- _TASK PROMPT_: Each record below must be returned exactly as shown.

══════════════════════════════

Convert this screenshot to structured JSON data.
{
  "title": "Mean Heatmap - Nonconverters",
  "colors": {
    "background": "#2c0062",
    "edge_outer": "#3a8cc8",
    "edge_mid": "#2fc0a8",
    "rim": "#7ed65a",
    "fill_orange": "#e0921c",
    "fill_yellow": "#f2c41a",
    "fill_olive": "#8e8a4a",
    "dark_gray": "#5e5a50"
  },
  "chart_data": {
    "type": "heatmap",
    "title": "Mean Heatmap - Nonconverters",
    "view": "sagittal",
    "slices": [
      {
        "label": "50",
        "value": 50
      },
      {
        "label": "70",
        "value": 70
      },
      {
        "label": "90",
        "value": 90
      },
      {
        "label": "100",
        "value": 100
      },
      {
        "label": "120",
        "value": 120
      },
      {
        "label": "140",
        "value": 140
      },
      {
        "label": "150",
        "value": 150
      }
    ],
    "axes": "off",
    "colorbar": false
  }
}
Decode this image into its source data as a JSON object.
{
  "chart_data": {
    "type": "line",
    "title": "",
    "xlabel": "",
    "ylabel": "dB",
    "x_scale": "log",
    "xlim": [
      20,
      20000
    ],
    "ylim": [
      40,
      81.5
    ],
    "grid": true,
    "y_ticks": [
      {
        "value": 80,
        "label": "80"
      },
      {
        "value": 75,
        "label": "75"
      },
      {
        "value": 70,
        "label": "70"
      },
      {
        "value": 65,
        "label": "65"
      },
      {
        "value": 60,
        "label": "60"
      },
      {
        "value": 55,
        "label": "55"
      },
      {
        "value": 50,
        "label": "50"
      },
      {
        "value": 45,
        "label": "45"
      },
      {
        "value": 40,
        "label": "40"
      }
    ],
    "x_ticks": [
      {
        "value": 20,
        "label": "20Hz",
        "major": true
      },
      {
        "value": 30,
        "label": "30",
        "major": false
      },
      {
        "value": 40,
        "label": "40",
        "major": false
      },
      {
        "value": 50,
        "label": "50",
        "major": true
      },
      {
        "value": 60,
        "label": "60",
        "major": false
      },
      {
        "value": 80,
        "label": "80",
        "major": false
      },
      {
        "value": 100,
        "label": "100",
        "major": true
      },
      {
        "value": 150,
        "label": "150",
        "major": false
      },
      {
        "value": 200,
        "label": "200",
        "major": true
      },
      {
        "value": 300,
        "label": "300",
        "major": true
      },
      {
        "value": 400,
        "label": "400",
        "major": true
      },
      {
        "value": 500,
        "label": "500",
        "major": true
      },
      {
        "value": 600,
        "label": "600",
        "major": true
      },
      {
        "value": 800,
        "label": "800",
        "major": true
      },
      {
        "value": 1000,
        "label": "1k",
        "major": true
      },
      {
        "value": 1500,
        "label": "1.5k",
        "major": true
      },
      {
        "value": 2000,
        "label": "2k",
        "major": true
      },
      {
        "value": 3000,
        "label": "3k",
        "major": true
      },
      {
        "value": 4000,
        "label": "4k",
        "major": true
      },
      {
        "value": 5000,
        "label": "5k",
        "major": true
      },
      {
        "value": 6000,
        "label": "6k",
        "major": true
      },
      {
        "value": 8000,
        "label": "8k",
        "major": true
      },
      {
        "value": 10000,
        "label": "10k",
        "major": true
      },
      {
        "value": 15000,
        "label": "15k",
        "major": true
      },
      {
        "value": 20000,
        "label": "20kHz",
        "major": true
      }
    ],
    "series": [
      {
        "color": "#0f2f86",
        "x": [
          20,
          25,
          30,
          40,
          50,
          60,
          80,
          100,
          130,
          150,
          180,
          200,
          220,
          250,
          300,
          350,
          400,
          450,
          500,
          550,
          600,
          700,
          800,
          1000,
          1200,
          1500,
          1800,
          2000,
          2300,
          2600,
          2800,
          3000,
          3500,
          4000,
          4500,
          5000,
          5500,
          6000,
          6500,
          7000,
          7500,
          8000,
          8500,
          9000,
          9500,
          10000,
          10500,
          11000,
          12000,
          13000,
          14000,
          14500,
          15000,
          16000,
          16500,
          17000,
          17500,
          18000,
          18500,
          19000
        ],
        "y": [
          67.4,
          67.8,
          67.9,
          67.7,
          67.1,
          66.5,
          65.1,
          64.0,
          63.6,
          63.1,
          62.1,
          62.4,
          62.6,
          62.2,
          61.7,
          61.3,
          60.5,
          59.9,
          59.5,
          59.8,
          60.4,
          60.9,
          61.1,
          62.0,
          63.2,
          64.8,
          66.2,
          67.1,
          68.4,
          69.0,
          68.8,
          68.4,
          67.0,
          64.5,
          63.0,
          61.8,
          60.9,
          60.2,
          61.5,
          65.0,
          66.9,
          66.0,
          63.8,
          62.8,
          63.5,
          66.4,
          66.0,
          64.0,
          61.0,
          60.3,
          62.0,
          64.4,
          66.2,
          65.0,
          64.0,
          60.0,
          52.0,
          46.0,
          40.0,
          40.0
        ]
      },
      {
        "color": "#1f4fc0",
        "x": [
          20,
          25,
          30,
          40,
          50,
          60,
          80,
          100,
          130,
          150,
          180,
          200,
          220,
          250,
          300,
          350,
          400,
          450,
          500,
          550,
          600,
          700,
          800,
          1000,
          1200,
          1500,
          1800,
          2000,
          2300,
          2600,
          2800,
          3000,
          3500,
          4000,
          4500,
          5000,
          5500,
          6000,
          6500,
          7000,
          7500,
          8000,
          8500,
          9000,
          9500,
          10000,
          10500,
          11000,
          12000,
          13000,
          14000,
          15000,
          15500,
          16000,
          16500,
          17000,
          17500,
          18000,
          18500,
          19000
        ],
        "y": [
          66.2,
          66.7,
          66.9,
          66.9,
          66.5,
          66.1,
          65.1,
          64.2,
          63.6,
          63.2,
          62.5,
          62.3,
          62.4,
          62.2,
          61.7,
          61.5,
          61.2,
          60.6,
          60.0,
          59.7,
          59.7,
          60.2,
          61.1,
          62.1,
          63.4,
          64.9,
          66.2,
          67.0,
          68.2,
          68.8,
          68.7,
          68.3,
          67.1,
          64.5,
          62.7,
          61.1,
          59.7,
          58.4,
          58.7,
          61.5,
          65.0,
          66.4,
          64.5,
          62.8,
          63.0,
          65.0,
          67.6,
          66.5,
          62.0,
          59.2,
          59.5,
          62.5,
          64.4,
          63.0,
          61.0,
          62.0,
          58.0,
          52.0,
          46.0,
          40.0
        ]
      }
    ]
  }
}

══════════════════════════════

- _ANSWER TO THIS TASK_:
Convert this screenshot to structured JSON data.
{
  "title": "Mean Heatmap - Nonconverters",
  "colors": {
    "background": "#2c0062",
    "edge_outer": "#3a8cc8",
    "edge_mid": "#2fc0a8",
    "rim": "#7ed65a",
    "fill_orange": "#e0921c",
    "fill_yellow": "#f2c41a",
    "fill_olive": "#8e8a4a",
    "dark_gray": "#5e5a50"
  },
  "chart_data": {
    "type": "heatmap",
    "title": "Mean Heatmap - Nonconverters",
    "view": "sagittal",
    "slices": [
      {
        "label": "50",
        "value": 50
      },
      {
        "label": "70",
        "value": 70
      },
      {
        "label": "90",
        "value": 90
      },
      {
        "label": "100",
        "value": 100
      },
      {
        "label": "120",
        "value": 120
      },
      {
        "label": "140",
        "value": 140
      },
      {
        "label": "150",
        "value": 150
      }
    ],
    "axes": "off",
    "colorbar": false
  }
}
Decode this image into its source data as a JSON object.
{
  "chart_data": {
    "type": "line",
    "title": "",
    "xlabel": "",
    "ylabel": "dB",
    "x_scale": "log",
    "xlim": [
      20,
      20000
    ],
    "ylim": [
      40,
      81.5
    ],
    "grid": true,
    "y_ticks": [
      {
        "value": 80,
        "label": "80"
      },
      {
        "value": 75,
        "label": "75"
      },
      {
        "value": 70,
        "label": "70"
      },
      {
        "value": 65,
        "label": "65"
      },
      {
        "value": 60,
        "label": "60"
      },
      {
        "value": 55,
        "label": "55"
      },
      {
        "value": 50,
        "label": "50"
      },
      {
        "value": 45,
        "label": "45"
      },
      {
        "value": 40,
        "label": "40"
      }
    ],
    "x_ticks": [
      {
        "value": 20,
        "label": "20Hz",
        "major": true
      },
      {
        "value": 30,
        "label": "30",
        "major": false
      },
      {
        "value": 40,
        "label": "40",
        "major": false
      },
      {
        "value": 50,
        "label": "50",
        "major": true
      },
      {
        "value": 60,
        "label": "60",
        "major": false
      },
      {
        "value": 80,
        "label": "80",
        "major": false
      },
      {
        "value": 100,
        "label": "100",
        "major": true
      },
      {
        "value": 150,
        "label": "150",
        "major": false
      },
      {
        "value": 200,
        "label": "200",
        "major": true
      },
      {
        "value": 300,
        "label": "300",
        "major": true
      },
      {
        "value": 400,
        "label": "400",
        "major": true
      },
      {
        "value": 500,
        "label": "500",
        "major": true
      },
      {
        "value": 600,
        "label": "600",
        "major": true
      },
      {
        "value": 800,
        "label": "800",
        "major": true
      },
      {
        "value": 1000,
        "label": "1k",
        "major": true
      },
      {
        "value": 1500,
        "label": "1.5k",
        "major": true
      },
      {
        "value": 2000,
        "label": "2k",
        "major": true
      },
      {
        "value": 3000,
        "label": "3k",
        "major": true
      },
      {
        "value": 4000,
        "label": "4k",
        "major": true
      },
      {
        "value": 5000,
        "label": "5k",
        "major": true
      },
      {
        "value": 6000,
        "label": "6k",
        "major": true
      },
      {
        "value": 8000,
        "label": "8k",
        "major": true
      },
      {
        "value": 10000,
        "label": "10k",
        "major": true
      },
      {
        "value": 15000,
        "label": "15k",
        "major": true
      },
      {
        "value": 20000,
        "label": "20kHz",
        "major": true
      }
    ],
    "series": [
      {
        "color": "#0f2f86",
        "x": [
          20,
          25,
          30,
          40,
          50,
          60,
          80,
          100,
          130,
          150,
          180,
          200,
          220,
          250,
          300,
          350,
          400,
          450,
          500,
          550,
          600,
          700,
          800,
          1000,
          1200,
          1500,
          1800,
          2000,
          2300,
          2600,
          2800,
          3000,
          3500,
          4000,
          4500,
          5000,
          5500,
          6000,
          6500,
          7000,
          7500,
          8000,
          8500,
          9000,
          9500,
          10000,
          10500,
          11000,
          12000,
          13000,
          14000,
          14500,
          15000,
          16000,
          16500,
          17000,
          17500,
          18000,
          18500,
          19000
        ],
        "y": [
          67.4,
          67.8,
          67.9,
          67.7,
          67.1,
          66.5,
          65.1,
          64.0,
          63.6,
          63.1,
          62.1,
          62.4,
          62.6,
          62.2,
          61.7,
          61.3,
          60.5,
          59.9,
          59.5,
          59.8,
          60.4,
          60.9,
          61.1,
          62.0,
          63.2,
          64.8,
          66.2,
          67.1,
          68.4,
          69.0,
          68.8,
          68.4,
          67.0,
          64.5,
          63.0,
          61.8,
          60.9,
          60.2,
          61.5,
          65.0,
          66.9,
          66.0,
          63.8,
          62.8,
          63.5,
          66.4,
          66.0,
          64.0,
          61.0,
          60.3,
          62.0,
          64.4,
          66.2,
          65.0,
          64.0,
          60.0,
          52.0,
          46.0,
          40.0,
          40.0
        ]
      },
      {
        "color": "#1f4fc0",
        "x": [
          20,
          25,
          30,
          40,
          50,
          60,
          80,
          100,
          130,
          150,
          180,
          200,
          220,
          250,
          300,
          350,
          400,
          450,
          500,
          550,
          600,
          700,
          800,
          1000,
          1200,
          1500,
          1800,
          2000,
          2300,
          2600,
          2800,
          3000,
          3500,
          4000,
          4500,
          5000,
          5500,
          6000,
          6500,
          7000,
          7500,
          8000,
          8500,
          9000,
          9500,
          10000,
          10500,
          11000,
          12000,
          13000,
          14000,
          15000,
          15500,
          16000,
          16500,
          17000,
          17500,
          18000,
          18500,
          19000
        ],
        "y": [
          66.2,
          66.7,
          66.9,
          66.9,
          66.5,
          66.1,
          65.1,
          64.2,
          63.6,
          63.2,
          62.5,
          62.3,
          62.4,
          62.2,
          61.7,
          61.5,
          61.2,
          60.6,
          60.0,
          59.7,
          59.7,
          60.2,
          61.1,
          62.1,
          63.4,
          64.9,
          66.2,
          67.0,
          68.2,
          68.8,
          68.7,
          68.3,
          67.1,
          64.5,
          62.7,
          61.1,
          59.7,
          58.4,
          58.7,
          61.5,
          65.0,
          66.4,
          64.5,
          62.8,
          63.0,
          65.0,
          67.6,
          66.5,
          62.0,
          59.2,
          59.5,
          62.5,
          64.4,
          63.0,
          61.0,
          62.0,
          58.0,
          52.0,
          46.0,
          40.0
        ]
      }
    ]
  }
}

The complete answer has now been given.